[Extrait]
"Frères de terroirs", par Jacques Ferrandez et Yves Camdeborde

Jacques Ferrandez, Yves Camdeborde, "Frères de terroirs", Rue de Sèvres, 2014Du producteur au lecteur

« Moi tout seul, je ne suis rien », dit Yves Camdeborde au début de Frères de terroirs.
Pour cette bande dessinée, accompagné du dessinateur Jacques Ferrandez, le célèbre chef est allé rendre visite à ses fournisseurs, des vignerons, éleveurs, artisans, pêcheurs qu’il connaît depuis toujours.
« Nous avions envie de faire un album ensemble, Yves et moi, explique Jacques Ferrandez. Il s’agissait de témoigner de la manière dont Yves travaille avec les producteurs qu’il va voir un peu partout en France. Ce qui m’intéressait c’est cette histoire humaine, cette histoire d’amitié et de fraternité. »
Ce n’est pas le premier ouvrage d’Yves Camdeborde, cinquante ans, dont trente-six passés derrière les fourneaux. Mais c’est la première fois que ce chef médiatique devient, à l’instar d’Astérix, héros d’une bande dessinée. Si l’on considère son combat, le parallèle avec le célèbre petit Gaulois n’est pas anodin. Et loin d’être perdu.

 

Livre d’histoire et d’histoires

Frères de terroirs, souligne Yves Camdeborde, rend hommage à l’artisanat français : « Nous, la corporation des cuisiniers, sommes des “stars”. Mais si la gastronomie française est aujourd’hui reconnue c’est grâce à nos vignerons, éleveurs, boulangers… Cette BD existe grâce à eux. »

Jacques Ferrandez © CR
Jacques Ferrandez © CR

Pendant un an et demi, lui et son compère Jacques Ferrandez qui a effectué tous ses repérages avec une caméra (car comment tenir un crayon quand une main est occupée avec un verre et l’autre avec une tartine ?), ont tellement visité de producteurs qu’il y a suffisamment de matière pour concevoir un deuxième tome.
Celui-ci couvre les saisons d’hiver et de printemps. Le prochain, en préparation, couvrira l’été et l’automne. Les hommes et les femmes qui apparaissent au fil de ce récit, patrons et employés confondus, « travaillent avec le souci du goût, la qualité du produit et le respect des sols, des saisons et de l’environnement ». Certains d’entre eux, comme Marcel Lapierre, décédé en 2010, grâce à qui le vin naturel n’est plus une incongruité sur les grandes tables, sont des précurseurs.

[Consignes]
1: Recopiez le passage de l'extrait sur la bande dessinée Frères de terroirs qui va de « Jacques Ferrandez, Yves » à « connaît depuis toujours. », en renommant « fournisseurs » en « partenaires ».
2: Prolongez l'extrait sur la bande dessinée Frères de terroirs à partir de sa dernière phrase.

[Enregistrements]
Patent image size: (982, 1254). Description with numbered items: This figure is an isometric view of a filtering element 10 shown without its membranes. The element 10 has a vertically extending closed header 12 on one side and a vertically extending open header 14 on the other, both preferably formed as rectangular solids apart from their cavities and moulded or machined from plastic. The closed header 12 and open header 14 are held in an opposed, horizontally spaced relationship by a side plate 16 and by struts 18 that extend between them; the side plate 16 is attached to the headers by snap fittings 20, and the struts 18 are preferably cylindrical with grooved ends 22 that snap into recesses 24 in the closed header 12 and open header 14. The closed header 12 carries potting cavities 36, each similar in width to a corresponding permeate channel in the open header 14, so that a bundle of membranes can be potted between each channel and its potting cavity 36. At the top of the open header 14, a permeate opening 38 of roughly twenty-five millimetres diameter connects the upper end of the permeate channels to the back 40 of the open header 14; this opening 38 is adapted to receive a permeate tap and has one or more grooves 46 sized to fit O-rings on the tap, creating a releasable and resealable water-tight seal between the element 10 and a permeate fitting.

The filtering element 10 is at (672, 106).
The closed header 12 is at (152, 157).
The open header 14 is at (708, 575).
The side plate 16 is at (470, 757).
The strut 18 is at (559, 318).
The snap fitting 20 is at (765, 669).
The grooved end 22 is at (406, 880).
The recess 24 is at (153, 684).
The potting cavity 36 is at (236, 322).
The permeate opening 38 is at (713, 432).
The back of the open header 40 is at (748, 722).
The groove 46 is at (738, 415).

[Réponses aux consignes]
1:
Jacques Ferrandez, Yves Camdeborde, "Frères de terroirs", Rue de Sèvres, 2014Du producteur au lecteur

« Moi tout seul, je ne suis rien », dit Yves Camdeborde au début de Frères de terroirs.
Pour cette bande dessinée, accompagné du dessinateur Jacques Ferrandez, le célèbre chef est allé rendre visite à ses partenaires, des vignerons, éleveurs, artisans, pêcheurs qu’il connaît depuis toujours.

2:
Tout comme Yves Camdeborde lui-même, qui, au début des années 1990, formé au Crillon par le chef Christian Constant, invente avec quelques amis le concept de bistronomie : « Une manière de mettre en pratique le savoir-faire de la grande cuisine des trois étoiles sur la table d’un bistrot. »
Sébastien Lapaque, dans son savoureux Chez Marcel Lapierre, (Stock, 2004), écrit : « À rebours de la démarche ésotérique, ou purement financière, de certains coureurs de macarons Michelin, Yves Camdeborde est un cuisinier qui aime partager sa passion en donnant à manger aux gens, Un chef qui veut passer plus de temps avec son équipe qu’avec son banquier. Rester en cuisine comme on reste en vie. »
Frères de terroirs, que préface le même Sébastien Lapaque, en est l’illustration.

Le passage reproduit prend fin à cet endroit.